Collected data:

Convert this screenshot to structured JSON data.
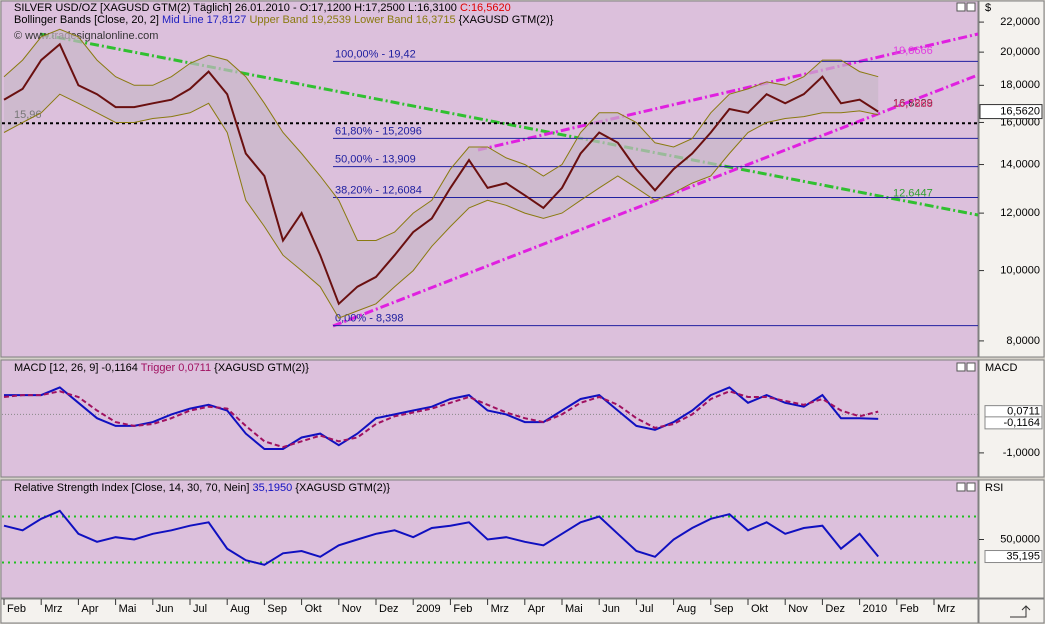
{
  "chart_data": [
    {
      "type": "line",
      "log_scale": true,
      "watermark": "© www.tradesignalonline.com",
      "axis_label": "$",
      "header": [
        {
          "text": "SILVER USD/OZ [XAGUSD GTM(2)  Täglich] 26.01.2010 - O:17,1200 H:17,2500 L:16,3100 ",
          "color": "#000000"
        },
        {
          "text": "C:16,5620",
          "color": "#e00000"
        }
      ],
      "bands_header": [
        {
          "text": "Bollinger Bands [Close, 20, 2] ",
          "color": "#000000"
        },
        {
          "text": "Mid Line 17,8127 ",
          "color": "#2020c0"
        },
        {
          "text": "Upper Band 19,2539 ",
          "color": "#8a7a10"
        },
        {
          "text": "Lower Band 16,3715 ",
          "color": "#8a7a10"
        },
        {
          "text": "{XAGUSD GTM(2)}",
          "color": "#000000"
        }
      ],
      "categories": [
        "Feb",
        null,
        "Mrz",
        null,
        "Apr",
        null,
        "Mai",
        null,
        "Jun",
        null,
        "Jul",
        null,
        "Aug",
        null,
        "Sep",
        null,
        "Okt",
        null,
        "Nov",
        null,
        "Dez",
        null,
        "2009",
        null,
        "Feb",
        null,
        "Mrz",
        null,
        "Apr",
        null,
        "Mai",
        null,
        "Jun",
        null,
        "Jul",
        null,
        "Aug",
        null,
        "Sep",
        null,
        "Okt",
        null,
        "Nov",
        null,
        "Dez",
        null,
        "2010",
        null,
        "Feb",
        null,
        "Mrz",
        null
      ],
      "series": [
        {
          "name": "Close",
          "color": "#6a1010",
          "values": [
            17.2,
            17.8,
            19.5,
            20.5,
            18.0,
            17.5,
            16.8,
            16.8,
            17.0,
            17.2,
            17.8,
            18.8,
            17.5,
            14.5,
            13.5,
            11.0,
            12.0,
            10.5,
            9.0,
            9.5,
            9.8,
            10.5,
            11.3,
            11.8,
            13.0,
            14.2,
            13.0,
            13.2,
            12.7,
            12.2,
            13.0,
            14.5,
            15.5,
            15.0,
            13.8,
            12.9,
            13.8,
            14.5,
            15.5,
            16.7,
            16.5,
            17.5,
            17.0,
            17.5,
            18.5,
            17.0,
            17.2,
            16.562,
            null,
            null,
            null,
            null
          ]
        },
        {
          "name": "Upper Band",
          "color": "#8a7a10",
          "values": [
            18.5,
            19.5,
            21.0,
            21.5,
            21.0,
            19.5,
            18.5,
            18.0,
            18.0,
            18.5,
            19.3,
            19.8,
            19.5,
            18.5,
            17.0,
            15.5,
            14.5,
            13.5,
            12.5,
            11.0,
            11.0,
            11.3,
            12.0,
            12.5,
            13.8,
            14.8,
            14.8,
            14.3,
            14.0,
            13.5,
            14.0,
            15.5,
            16.5,
            16.5,
            16.0,
            15.0,
            14.8,
            15.2,
            16.5,
            17.5,
            17.8,
            18.2,
            18.0,
            18.5,
            19.5,
            19.5,
            18.8,
            18.5,
            null,
            null,
            null,
            null
          ]
        },
        {
          "name": "Lower Band",
          "color": "#8a7a10",
          "values": [
            15.5,
            16.0,
            16.5,
            17.5,
            17.0,
            16.5,
            16.0,
            16.0,
            16.2,
            16.3,
            16.5,
            17.0,
            15.5,
            12.5,
            11.5,
            10.5,
            10.0,
            9.5,
            8.6,
            8.8,
            9.0,
            9.5,
            10.0,
            10.8,
            11.5,
            12.2,
            12.5,
            12.3,
            12.0,
            11.8,
            12.0,
            12.5,
            13.0,
            13.5,
            13.0,
            12.5,
            12.8,
            13.2,
            13.5,
            14.5,
            15.5,
            16.0,
            16.2,
            16.3,
            16.5,
            16.5,
            16.6,
            16.4,
            null,
            null,
            null,
            null
          ]
        }
      ],
      "band_fill": "#c8b8c8",
      "ylim": [
        7.65,
        23.3
      ],
      "yticks": [
        {
          "value": 22,
          "label": "22,0000"
        },
        {
          "value": 20,
          "label": "20,0000"
        },
        {
          "value": 18,
          "label": "18,0000"
        },
        {
          "value": 16,
          "label": "16,0000"
        },
        {
          "value": 14,
          "label": "14,0000"
        },
        {
          "value": 12,
          "label": "12,0000"
        },
        {
          "value": 10,
          "label": "10,0000"
        },
        {
          "value": 8,
          "label": "8,0000"
        }
      ],
      "last_label": {
        "value": 16.562,
        "label": "16,5620"
      },
      "fib_levels": [
        {
          "value": 19.42,
          "label": "100,00% - 19,42"
        },
        {
          "value": 15.2096,
          "label": "61,80% - 15,2096"
        },
        {
          "value": 13.909,
          "label": "50,00% - 13,909"
        },
        {
          "value": 12.6084,
          "label": "38,20% - 12,6084"
        },
        {
          "value": 8.398,
          "label": "0,00% - 8,398"
        }
      ],
      "support": {
        "value": 15.96,
        "label": "15,96"
      },
      "annotations": [
        {
          "value": 19.8666,
          "label": "19,8666",
          "color": "#e040e0"
        },
        {
          "value": 16.8229,
          "label": "16,8229",
          "color": "#333333"
        },
        {
          "value": 16.7868,
          "label": "16,7868",
          "color": "#e03070"
        },
        {
          "value": 12.6447,
          "label": "12,6447",
          "color": "#30a030"
        }
      ]
    },
    {
      "type": "line",
      "axis_label": "MACD",
      "header": [
        {
          "text": "MACD [12, 26, 9] -0,1164 ",
          "color": "#000000"
        },
        {
          "text": "Trigger 0,0711 ",
          "color": "#a01060"
        },
        {
          "text": "{XAGUSD GTM(2)}",
          "color": "#000000"
        }
      ],
      "series": [
        {
          "name": "MACD",
          "color": "#1010c0",
          "values": [
            0.5,
            0.5,
            0.5,
            0.7,
            0.3,
            -0.1,
            -0.3,
            -0.3,
            -0.2,
            0,
            0.15,
            0.25,
            0.1,
            -0.5,
            -0.9,
            -0.9,
            -0.6,
            -0.5,
            -0.8,
            -0.5,
            -0.1,
            0,
            0.1,
            0.2,
            0.4,
            0.5,
            0.1,
            0,
            -0.2,
            -0.2,
            0.1,
            0.4,
            0.5,
            0.1,
            -0.3,
            -0.4,
            -0.2,
            0.1,
            0.5,
            0.7,
            0.3,
            0.5,
            0.3,
            0.2,
            0.5,
            -0.1,
            -0.1,
            -0.1164,
            null,
            null,
            null,
            null
          ]
        },
        {
          "name": "Trigger",
          "color": "#a01060",
          "values": [
            0.45,
            0.5,
            0.5,
            0.6,
            0.45,
            0.1,
            -0.2,
            -0.3,
            -0.25,
            -0.1,
            0.1,
            0.2,
            0.15,
            -0.3,
            -0.7,
            -0.85,
            -0.7,
            -0.55,
            -0.7,
            -0.6,
            -0.25,
            -0.05,
            0.05,
            0.15,
            0.3,
            0.45,
            0.25,
            0.05,
            -0.1,
            -0.2,
            0,
            0.3,
            0.45,
            0.25,
            -0.1,
            -0.35,
            -0.25,
            0,
            0.4,
            0.6,
            0.45,
            0.45,
            0.35,
            0.25,
            0.4,
            0.1,
            -0.05,
            0.0711,
            null,
            null,
            null,
            null
          ]
        }
      ],
      "ylim": [
        -1.6,
        1.36
      ],
      "yticks": [
        {
          "value": -1,
          "label": "-1,0000"
        }
      ],
      "zero_line": 0,
      "value_labels": [
        {
          "value": 0.0711,
          "label": "0,0711"
        },
        {
          "value": -0.1164,
          "label": "-0,1164"
        }
      ]
    },
    {
      "type": "line",
      "axis_label": "RSI",
      "header": [
        {
          "text": "Relative Strength Index [Close, 14, 30, 70, Nein] ",
          "color": "#000000"
        },
        {
          "text": "35,1950 ",
          "color": "#1010c0"
        },
        {
          "text": "{XAGUSD GTM(2)}",
          "color": "#000000"
        }
      ],
      "series": [
        {
          "name": "RSI",
          "color": "#1010c0",
          "values": [
            62,
            58,
            68,
            75,
            55,
            48,
            52,
            50,
            55,
            58,
            62,
            65,
            42,
            32,
            28,
            38,
            40,
            35,
            45,
            50,
            55,
            58,
            52,
            60,
            62,
            65,
            50,
            52,
            48,
            45,
            55,
            65,
            70,
            55,
            40,
            35,
            50,
            60,
            68,
            72,
            58,
            65,
            55,
            60,
            62,
            42,
            55,
            35.195,
            null,
            null,
            null,
            null
          ]
        }
      ],
      "ylim": [
        0,
        100
      ],
      "yticks": [
        {
          "value": 50,
          "label": "50,0000"
        }
      ],
      "levels": [
        30,
        70
      ],
      "level_color": "#20c020",
      "value_labels": [
        {
          "value": 35.195,
          "label": "35,195"
        }
      ]
    }
  ]
}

**Instructions to follow**
Look for lines containing the string "Close" and copy them all.

**Solution below**
          "text": "Bollinger Bands [Close, 20, 2] ",
          "name": "Close",
          "text": "Relative Strength Index [Close, 14, 30, 70, Nein] ",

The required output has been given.